• _Task_
Are you able to quote each entry exactly as written?

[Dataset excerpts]
■ ■ ■ ■
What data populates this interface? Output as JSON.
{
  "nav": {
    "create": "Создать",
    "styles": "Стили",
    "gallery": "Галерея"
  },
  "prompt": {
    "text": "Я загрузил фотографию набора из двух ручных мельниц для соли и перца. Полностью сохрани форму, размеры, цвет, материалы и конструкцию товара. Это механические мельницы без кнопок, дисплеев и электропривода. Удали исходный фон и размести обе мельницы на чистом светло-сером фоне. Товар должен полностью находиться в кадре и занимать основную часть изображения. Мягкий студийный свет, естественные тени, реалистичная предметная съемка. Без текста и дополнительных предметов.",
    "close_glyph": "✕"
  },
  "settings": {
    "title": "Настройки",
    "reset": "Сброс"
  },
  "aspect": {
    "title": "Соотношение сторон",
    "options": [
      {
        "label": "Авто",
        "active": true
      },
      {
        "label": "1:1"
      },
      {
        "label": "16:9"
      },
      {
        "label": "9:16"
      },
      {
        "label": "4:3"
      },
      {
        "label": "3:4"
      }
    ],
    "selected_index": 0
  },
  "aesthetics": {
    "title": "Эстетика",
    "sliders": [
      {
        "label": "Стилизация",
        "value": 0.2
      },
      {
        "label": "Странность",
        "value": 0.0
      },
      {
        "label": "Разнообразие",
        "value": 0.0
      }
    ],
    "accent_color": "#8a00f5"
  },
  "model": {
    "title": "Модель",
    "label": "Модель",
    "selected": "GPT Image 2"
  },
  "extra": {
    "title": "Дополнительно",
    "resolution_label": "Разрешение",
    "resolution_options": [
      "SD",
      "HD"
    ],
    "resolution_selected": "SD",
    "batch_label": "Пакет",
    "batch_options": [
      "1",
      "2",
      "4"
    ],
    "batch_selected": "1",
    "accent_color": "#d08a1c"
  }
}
■ ■ ■ ■
• _Result of the exercise_
What data populates this interface? Output as JSON.
{
  "nav": {
    "create": "Создать",
    "styles": "Стили",
    "gallery": "Галерея"
  },
  "prompt": {
    "text": "Я загрузил фотографию набора из двух ручных мельниц для соли и перца. Полностью сохрани форму, размеры, цвет, материалы и конструкцию товара. Это механические мельницы без кнопок, дисплеев и электропривода. Удали исходный фон и размести обе мельницы на чистом светло-сером фоне. Товар должен полностью находиться в кадре и занимать основную часть изображения. Мягкий студийный свет, естественные тени, реалистичная предметная съемка. Без текста и дополнительных предметов.",
    "close_glyph": "✕"
  },
  "settings": {
    "title": "Настройки",
    "reset": "Сброс"
  },
  "aspect": {
    "title": "Соотношение сторон",
    "options": [
      {
        "label": "Авто",
        "active": true
      },
      {
        "label": "1:1"
      },
      {
        "label": "16:9"
      },
      {
        "label": "9:16"
      },
      {
        "label": "4:3"
      },
      {
        "label": "3:4"
      }
    ],
    "selected_index": 0
  },
  "aesthetics": {
    "title": "Эстетика",
    "sliders": [
      {
        "label": "Стилизация",
        "value": 0.2
      },
      {
        "label": "Странность",
        "value": 0.0
      },
      {
        "label": "Разнообразие",
        "value": 0.0
      }
    ],
    "accent_color": "#8a00f5"
  },
  "model": {
    "title": "Модель",
    "label": "Модель",
    "selected": "GPT Image 2"
  },
  "extra": {
    "title": "Дополнительно",
    "resolution_label": "Разрешение",
    "resolution_options": [
      "SD",
      "HD"
    ],
    "resolution_selected": "SD",
    "batch_label": "Пакет",
    "batch_options": [
      "1",
      "2",
      "4"
    ],
    "batch_selected": "1",
    "accent_color": "#d08a1c"
  }
}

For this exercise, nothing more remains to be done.